━━ Source records
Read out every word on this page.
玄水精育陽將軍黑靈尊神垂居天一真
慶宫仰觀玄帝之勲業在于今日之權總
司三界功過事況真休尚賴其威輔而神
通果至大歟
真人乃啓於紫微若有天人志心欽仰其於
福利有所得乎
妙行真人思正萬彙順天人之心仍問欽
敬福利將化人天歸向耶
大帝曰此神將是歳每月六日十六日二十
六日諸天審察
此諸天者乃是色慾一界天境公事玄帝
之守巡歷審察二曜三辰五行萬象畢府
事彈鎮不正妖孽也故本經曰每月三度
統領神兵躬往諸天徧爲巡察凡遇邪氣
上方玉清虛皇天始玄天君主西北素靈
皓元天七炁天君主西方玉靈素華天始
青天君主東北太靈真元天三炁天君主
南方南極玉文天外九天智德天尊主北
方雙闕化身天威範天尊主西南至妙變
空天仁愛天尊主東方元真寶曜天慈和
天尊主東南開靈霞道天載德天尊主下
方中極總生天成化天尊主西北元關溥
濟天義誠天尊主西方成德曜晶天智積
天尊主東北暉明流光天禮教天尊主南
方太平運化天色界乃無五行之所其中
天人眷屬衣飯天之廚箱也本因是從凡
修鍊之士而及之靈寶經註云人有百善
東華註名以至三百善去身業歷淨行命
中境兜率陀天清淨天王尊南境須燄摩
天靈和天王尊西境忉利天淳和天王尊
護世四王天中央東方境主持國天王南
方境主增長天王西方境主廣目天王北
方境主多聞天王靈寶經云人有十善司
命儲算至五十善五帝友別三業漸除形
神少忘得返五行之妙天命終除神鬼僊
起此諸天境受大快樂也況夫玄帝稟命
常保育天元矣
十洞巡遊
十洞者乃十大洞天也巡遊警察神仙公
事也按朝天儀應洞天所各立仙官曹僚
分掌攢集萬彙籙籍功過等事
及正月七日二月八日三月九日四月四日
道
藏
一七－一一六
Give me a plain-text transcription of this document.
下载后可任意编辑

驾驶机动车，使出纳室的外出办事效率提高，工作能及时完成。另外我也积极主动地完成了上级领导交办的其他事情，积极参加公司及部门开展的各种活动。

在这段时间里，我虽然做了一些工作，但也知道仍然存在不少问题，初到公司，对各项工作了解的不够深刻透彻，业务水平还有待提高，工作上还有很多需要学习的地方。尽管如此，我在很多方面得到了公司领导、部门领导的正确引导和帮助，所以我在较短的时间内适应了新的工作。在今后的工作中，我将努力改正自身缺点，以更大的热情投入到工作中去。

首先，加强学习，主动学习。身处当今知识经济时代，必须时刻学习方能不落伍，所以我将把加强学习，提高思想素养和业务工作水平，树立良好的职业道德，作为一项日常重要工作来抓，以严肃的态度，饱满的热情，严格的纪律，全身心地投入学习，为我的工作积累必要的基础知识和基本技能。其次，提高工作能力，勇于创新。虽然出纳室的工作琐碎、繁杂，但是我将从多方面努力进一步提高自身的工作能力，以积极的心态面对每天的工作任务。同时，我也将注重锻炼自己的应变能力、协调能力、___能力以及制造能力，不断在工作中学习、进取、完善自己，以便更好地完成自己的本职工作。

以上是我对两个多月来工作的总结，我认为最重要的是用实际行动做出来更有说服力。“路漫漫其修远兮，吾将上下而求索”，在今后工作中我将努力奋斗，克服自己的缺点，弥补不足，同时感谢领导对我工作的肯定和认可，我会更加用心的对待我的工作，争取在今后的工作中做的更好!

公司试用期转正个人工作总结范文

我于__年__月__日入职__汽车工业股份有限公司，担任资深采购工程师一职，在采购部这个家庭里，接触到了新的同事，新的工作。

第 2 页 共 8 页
━━━━
• Given exercise: From the records above, please extract every line and repeat it exactly.

• Solution:
Read out every word on this page.
玄水精育陽將軍黑靈尊神垂居天一真
慶宫仰觀玄帝之勲業在于今日之權總
司三界功過事況真休尚賴其威輔而神
通果至大歟
真人乃啓於紫微若有天人志心欽仰其於
福利有所得乎
妙行真人思正萬彙順天人之心仍問欽
敬福利將化人天歸向耶
大帝曰此神將是歳每月六日十六日二十
六日諸天審察
此諸天者乃是色慾一界天境公事玄帝
之守巡歷審察二曜三辰五行萬象畢府
事彈鎮不正妖孽也故本經曰每月三度
統領神兵躬往諸天徧爲巡察凡遇邪氣
上方玉清虛皇天始玄天君主西北素靈
皓元天七炁天君主西方玉靈素華天始
青天君主東北太靈真元天三炁天君主
南方南極玉文天外九天智德天尊主北
方雙闕化身天威範天尊主西南至妙變
空天仁愛天尊主東方元真寶曜天慈和
天尊主東南開靈霞道天載德天尊主下
方中極總生天成化天尊主西北元關溥
濟天義誠天尊主西方成德曜晶天智積
天尊主東北暉明流光天禮教天尊主南
方太平運化天色界乃無五行之所其中
天人眷屬衣飯天之廚箱也本因是從凡
修鍊之士而及之靈寶經註云人有百善
東華註名以至三百善去身業歷淨行命
中境兜率陀天清淨天王尊南境須燄摩
天靈和天王尊西境忉利天淳和天王尊
護世四王天中央東方境主持國天王南
方境主增長天王西方境主廣目天王北
方境主多聞天王靈寶經云人有十善司
命儲算至五十善五帝友別三業漸除形
神少忘得返五行之妙天命終除神鬼僊
起此諸天境受大快樂也況夫玄帝稟命
常保育天元矣
十洞巡遊
十洞者乃十大洞天也巡遊警察神仙公
事也按朝天儀應洞天所各立仙官曹僚
分掌攢集萬彙籙籍功過等事
及正月七日二月八日三月九日四月四日
道
藏
一七－一一六
Give me a plain-text transcription of this document.
下载后可任意编辑

驾驶机动车，使出纳室的外出办事效率提高，工作能及时完成。另外我也积极主动地完成了上级领导交办的其他事情，积极参加公司及部门开展的各种活动。

在这段时间里，我虽然做了一些工作，但也知道仍然存在不少问题，初到公司，对各项工作了解的不够深刻透彻，业务水平还有待提高，工作上还有很多需要学习的地方。尽管如此，我在很多方面得到了公司领导、部门领导的正确引导和帮助，所以我在较短的时间内适应了新的工作。在今后的工作中，我将努力改正自身缺点，以更大的热情投入到工作中去。

首先，加强学习，主动学习。身处当今知识经济时代，必须时刻学习方能不落伍，所以我将把加强学习，提高思想素养和业务工作水平，树立良好的职业道德，作为一项日常重要工作来抓，以严肃的态度，饱满的热情，严格的纪律，全身心地投入学习，为我的工作积累必要的基础知识和基本技能。其次，提高工作能力，勇于创新。虽然出纳室的工作琐碎、繁杂，但是我将从多方面努力进一步提高自身的工作能力，以积极的心态面对每天的工作任务。同时，我也将注重锻炼自己的应变能力、协调能力、___能力以及制造能力，不断在工作中学习、进取、完善自己，以便更好地完成自己的本职工作。

以上是我对两个多月来工作的总结，我认为最重要的是用实际行动做出来更有说服力。“路漫漫其修远兮，吾将上下而求索”，在今后工作中我将努力奋斗，克服自己的缺点，弥补不足，同时感谢领导对我工作的肯定和认可，我会更加用心的对待我的工作，争取在今后的工作中做的更好!

公司试用期转正个人工作总结范文

我于__年__月__日入职__汽车工业股份有限公司，担任资深采购工程师一职，在采购部这个家庭里，接触到了新的同事，新的工作。

第 2 页 共 8 页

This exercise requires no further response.